■ **PROVIDED RECORDS**
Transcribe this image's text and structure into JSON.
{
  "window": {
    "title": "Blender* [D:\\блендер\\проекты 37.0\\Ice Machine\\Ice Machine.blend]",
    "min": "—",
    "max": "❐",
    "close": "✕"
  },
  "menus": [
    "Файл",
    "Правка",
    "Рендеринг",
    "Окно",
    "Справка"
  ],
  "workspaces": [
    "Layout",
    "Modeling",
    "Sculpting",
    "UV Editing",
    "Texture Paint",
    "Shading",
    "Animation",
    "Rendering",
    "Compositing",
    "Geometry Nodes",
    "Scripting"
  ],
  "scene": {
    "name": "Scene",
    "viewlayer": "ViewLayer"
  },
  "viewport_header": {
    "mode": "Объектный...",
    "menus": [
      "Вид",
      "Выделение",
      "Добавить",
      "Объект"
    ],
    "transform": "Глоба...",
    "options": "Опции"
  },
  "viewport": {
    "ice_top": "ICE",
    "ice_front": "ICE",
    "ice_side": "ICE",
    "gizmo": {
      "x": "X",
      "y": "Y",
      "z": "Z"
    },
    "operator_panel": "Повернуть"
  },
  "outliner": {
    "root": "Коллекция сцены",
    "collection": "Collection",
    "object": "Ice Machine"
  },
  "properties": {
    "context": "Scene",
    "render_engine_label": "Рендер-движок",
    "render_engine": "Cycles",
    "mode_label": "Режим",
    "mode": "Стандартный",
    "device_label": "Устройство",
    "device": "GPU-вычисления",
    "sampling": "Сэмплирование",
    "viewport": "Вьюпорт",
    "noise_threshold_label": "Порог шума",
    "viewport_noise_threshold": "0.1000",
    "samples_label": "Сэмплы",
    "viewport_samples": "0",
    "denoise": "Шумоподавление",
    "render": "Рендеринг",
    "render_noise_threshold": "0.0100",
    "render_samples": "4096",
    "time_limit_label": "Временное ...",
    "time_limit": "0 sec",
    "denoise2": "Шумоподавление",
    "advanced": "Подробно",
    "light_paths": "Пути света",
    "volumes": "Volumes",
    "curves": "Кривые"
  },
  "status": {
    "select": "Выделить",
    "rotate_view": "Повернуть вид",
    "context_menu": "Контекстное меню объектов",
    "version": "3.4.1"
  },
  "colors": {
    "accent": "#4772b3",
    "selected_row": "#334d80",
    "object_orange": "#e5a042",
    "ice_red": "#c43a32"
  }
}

■ **SET TASK**
Return each line of the data that contains the string "Machine".

■ **RESULT OF THE EXERCISE**
    "title": "Blender* [D:\\блендер\\проекты 37.0\\Ice Machine\\Ice Machine.blend]",
    "object": "Ice Machine"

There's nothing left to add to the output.